__WHAT YOU SHOULD DO__. Determine the number of lines that contain the word "basicToken", then state that number and nothing more.

__RAW RECORDS__.

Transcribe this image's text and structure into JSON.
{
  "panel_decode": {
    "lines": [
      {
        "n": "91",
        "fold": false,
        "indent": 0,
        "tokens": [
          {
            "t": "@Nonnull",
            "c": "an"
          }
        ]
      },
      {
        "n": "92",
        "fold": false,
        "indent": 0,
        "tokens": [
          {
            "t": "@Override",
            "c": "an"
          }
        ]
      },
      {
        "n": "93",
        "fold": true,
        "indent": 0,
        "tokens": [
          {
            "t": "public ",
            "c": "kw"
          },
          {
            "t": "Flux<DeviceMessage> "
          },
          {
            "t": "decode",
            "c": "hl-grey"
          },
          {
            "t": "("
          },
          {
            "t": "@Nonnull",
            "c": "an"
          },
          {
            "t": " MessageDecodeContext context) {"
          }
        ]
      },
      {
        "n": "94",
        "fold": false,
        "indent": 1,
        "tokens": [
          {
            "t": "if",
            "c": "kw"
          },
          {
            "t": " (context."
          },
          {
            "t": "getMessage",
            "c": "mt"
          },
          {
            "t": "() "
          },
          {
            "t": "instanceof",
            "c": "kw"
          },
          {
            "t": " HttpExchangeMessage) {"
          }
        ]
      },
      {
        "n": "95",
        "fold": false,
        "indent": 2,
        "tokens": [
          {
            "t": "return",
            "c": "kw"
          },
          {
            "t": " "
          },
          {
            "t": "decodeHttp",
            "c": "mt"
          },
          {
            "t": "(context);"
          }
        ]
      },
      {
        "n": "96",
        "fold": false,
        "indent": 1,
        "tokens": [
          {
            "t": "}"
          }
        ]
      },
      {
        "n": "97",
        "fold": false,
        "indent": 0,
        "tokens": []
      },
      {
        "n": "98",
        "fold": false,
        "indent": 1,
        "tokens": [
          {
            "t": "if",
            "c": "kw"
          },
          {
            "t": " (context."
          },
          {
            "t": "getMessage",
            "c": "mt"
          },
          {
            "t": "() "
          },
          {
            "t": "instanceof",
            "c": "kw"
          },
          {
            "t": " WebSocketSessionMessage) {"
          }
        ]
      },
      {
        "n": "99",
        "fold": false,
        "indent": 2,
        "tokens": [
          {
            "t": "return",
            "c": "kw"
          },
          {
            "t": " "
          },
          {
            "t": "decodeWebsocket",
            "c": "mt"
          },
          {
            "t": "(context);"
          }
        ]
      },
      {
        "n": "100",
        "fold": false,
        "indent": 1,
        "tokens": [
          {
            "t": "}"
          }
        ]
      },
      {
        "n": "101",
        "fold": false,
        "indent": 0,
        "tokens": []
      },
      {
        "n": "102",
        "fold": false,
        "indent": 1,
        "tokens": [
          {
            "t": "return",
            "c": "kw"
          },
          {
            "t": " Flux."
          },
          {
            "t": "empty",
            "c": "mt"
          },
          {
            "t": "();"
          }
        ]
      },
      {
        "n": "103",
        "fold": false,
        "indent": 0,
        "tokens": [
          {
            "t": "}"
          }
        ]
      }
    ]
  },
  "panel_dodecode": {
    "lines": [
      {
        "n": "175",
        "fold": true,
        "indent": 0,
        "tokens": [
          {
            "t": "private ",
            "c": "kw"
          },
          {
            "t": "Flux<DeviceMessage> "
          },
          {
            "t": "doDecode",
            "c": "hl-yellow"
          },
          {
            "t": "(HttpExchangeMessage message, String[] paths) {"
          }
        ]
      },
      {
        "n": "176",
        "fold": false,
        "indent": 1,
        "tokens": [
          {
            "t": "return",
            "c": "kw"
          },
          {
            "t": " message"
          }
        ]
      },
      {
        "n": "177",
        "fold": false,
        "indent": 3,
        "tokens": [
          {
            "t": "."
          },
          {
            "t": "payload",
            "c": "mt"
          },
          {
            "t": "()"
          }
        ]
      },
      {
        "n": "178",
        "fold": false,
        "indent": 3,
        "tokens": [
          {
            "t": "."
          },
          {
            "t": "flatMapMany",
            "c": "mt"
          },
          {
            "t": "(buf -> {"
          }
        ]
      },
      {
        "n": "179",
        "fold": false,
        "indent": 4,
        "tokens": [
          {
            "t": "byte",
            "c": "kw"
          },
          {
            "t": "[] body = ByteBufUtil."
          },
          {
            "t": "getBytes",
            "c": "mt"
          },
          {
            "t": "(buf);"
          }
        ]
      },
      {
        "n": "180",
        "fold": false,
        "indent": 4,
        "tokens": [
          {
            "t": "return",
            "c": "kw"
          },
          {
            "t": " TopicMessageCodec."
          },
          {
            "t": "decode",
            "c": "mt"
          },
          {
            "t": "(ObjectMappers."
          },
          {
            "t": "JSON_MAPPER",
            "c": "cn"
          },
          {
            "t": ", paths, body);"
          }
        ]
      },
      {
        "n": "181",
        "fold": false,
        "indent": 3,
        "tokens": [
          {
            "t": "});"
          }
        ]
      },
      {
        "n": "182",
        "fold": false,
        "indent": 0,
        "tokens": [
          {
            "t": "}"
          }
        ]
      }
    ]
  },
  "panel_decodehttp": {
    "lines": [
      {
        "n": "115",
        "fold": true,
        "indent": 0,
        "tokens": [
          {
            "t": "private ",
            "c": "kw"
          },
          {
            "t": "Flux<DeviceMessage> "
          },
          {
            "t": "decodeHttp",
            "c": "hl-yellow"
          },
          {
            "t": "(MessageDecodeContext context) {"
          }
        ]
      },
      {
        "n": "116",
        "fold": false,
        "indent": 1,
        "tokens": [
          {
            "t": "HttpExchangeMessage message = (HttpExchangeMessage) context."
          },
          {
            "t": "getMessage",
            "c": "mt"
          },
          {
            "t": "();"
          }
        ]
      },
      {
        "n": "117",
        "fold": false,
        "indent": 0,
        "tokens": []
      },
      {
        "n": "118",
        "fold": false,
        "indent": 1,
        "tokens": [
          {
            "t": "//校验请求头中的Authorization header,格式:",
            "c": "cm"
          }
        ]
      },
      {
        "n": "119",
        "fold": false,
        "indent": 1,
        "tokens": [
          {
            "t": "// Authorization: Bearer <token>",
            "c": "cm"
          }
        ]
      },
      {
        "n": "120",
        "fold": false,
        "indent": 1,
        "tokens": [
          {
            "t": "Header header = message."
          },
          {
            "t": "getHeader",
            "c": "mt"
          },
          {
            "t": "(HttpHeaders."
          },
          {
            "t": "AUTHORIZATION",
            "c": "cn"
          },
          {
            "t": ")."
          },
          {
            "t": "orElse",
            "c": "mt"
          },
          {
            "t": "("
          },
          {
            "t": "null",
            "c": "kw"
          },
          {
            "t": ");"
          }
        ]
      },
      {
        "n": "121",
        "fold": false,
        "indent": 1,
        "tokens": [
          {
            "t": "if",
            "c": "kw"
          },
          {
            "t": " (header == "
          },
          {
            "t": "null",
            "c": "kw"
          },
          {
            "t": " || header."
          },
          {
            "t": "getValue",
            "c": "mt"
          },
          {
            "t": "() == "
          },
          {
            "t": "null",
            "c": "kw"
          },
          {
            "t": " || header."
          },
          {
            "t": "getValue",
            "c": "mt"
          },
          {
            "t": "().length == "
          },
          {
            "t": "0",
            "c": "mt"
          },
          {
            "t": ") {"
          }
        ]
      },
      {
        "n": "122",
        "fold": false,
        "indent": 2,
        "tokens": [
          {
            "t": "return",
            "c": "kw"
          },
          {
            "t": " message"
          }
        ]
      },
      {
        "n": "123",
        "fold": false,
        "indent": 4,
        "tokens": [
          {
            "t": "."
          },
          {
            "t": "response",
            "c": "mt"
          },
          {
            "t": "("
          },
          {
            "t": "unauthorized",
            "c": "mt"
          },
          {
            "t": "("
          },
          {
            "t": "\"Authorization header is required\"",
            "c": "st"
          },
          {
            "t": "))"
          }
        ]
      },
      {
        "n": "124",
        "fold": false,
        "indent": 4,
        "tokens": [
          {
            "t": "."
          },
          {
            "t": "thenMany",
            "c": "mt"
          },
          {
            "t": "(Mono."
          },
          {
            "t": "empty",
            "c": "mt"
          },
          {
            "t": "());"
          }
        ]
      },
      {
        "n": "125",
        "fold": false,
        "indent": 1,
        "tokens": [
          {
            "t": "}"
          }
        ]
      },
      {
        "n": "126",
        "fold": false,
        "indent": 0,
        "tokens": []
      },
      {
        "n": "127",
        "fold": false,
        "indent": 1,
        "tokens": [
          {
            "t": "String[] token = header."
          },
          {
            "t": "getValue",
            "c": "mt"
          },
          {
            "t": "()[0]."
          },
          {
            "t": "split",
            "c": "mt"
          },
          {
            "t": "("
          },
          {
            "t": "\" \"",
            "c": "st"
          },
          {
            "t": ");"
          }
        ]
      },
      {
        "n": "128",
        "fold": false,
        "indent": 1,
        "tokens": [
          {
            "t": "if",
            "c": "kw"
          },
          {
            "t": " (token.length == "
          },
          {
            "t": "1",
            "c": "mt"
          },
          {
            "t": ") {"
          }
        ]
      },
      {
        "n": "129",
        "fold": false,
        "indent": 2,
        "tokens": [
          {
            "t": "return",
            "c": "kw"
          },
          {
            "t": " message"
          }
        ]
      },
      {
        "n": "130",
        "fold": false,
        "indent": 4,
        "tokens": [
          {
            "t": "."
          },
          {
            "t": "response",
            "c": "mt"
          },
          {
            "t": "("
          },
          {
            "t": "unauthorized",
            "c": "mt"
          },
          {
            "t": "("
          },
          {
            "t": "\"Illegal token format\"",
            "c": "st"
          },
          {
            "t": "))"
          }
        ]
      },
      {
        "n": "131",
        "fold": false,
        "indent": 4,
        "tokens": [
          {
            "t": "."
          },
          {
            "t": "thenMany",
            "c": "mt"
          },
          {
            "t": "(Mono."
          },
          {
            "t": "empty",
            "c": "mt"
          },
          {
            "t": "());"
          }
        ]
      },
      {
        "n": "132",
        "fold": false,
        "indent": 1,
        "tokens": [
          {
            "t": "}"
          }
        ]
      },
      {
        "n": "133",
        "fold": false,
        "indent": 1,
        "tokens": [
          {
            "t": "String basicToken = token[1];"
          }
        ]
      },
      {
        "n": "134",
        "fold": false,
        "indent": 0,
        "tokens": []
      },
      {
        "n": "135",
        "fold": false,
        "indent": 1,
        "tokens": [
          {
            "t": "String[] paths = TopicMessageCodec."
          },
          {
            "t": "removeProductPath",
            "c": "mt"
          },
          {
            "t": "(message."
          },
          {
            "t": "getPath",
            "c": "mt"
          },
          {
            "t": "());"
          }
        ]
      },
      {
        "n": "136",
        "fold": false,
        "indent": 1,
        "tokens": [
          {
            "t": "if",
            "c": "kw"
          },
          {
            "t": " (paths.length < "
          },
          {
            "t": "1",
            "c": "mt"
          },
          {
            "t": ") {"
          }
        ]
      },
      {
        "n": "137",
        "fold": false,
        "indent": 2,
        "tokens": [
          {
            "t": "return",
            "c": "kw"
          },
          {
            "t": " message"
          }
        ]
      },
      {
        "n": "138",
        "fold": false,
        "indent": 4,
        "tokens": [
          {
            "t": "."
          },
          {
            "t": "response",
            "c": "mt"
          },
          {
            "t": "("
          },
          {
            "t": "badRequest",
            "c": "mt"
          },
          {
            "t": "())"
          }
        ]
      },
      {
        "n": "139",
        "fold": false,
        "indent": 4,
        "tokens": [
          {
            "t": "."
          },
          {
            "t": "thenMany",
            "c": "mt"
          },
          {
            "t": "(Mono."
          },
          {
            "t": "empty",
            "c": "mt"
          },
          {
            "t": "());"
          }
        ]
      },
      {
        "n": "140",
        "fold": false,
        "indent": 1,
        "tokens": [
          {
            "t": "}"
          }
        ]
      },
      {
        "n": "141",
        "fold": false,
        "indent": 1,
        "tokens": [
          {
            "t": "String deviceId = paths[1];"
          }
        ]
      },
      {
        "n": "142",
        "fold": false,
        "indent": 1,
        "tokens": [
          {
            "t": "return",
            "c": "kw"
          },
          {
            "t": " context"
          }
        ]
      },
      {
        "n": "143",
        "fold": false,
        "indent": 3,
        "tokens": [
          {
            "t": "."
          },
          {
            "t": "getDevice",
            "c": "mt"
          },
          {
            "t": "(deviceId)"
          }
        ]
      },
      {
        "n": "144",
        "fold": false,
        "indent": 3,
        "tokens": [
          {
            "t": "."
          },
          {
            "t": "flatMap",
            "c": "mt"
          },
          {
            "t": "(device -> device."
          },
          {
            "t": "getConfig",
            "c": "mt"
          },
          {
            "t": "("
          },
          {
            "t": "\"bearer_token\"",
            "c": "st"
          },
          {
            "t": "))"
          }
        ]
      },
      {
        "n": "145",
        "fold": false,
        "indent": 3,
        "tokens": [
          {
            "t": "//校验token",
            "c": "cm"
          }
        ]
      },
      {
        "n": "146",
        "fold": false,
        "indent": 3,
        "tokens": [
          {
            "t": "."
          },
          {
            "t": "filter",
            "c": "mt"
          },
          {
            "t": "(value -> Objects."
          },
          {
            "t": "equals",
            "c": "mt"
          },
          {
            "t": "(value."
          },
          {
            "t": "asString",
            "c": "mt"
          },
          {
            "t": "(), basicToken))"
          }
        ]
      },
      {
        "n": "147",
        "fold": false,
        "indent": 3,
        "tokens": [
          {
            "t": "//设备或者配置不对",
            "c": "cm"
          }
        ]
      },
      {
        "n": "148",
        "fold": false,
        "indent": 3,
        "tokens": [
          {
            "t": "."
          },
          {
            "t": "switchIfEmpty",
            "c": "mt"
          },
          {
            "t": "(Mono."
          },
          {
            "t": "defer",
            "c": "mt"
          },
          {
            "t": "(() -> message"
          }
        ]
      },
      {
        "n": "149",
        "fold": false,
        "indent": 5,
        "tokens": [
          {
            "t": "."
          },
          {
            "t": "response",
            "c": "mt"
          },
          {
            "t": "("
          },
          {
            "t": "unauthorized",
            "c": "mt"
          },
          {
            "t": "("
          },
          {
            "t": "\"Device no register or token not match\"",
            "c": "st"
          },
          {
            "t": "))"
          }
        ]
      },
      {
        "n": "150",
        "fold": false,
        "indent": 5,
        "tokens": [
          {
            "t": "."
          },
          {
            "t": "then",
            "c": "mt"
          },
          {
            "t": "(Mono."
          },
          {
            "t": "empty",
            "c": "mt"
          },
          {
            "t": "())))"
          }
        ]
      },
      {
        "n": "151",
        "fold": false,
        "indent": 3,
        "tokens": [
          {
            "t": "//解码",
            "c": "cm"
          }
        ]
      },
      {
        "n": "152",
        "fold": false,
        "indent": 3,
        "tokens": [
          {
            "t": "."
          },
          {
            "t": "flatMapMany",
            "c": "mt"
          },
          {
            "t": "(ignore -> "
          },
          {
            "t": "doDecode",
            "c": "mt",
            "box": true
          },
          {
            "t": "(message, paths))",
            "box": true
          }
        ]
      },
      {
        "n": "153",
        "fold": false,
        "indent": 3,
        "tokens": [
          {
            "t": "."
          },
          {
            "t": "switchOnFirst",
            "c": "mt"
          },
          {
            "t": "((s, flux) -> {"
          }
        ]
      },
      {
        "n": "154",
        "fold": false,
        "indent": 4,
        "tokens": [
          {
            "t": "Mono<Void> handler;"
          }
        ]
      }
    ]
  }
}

__SOLUTION FOR THIS TASK__. 2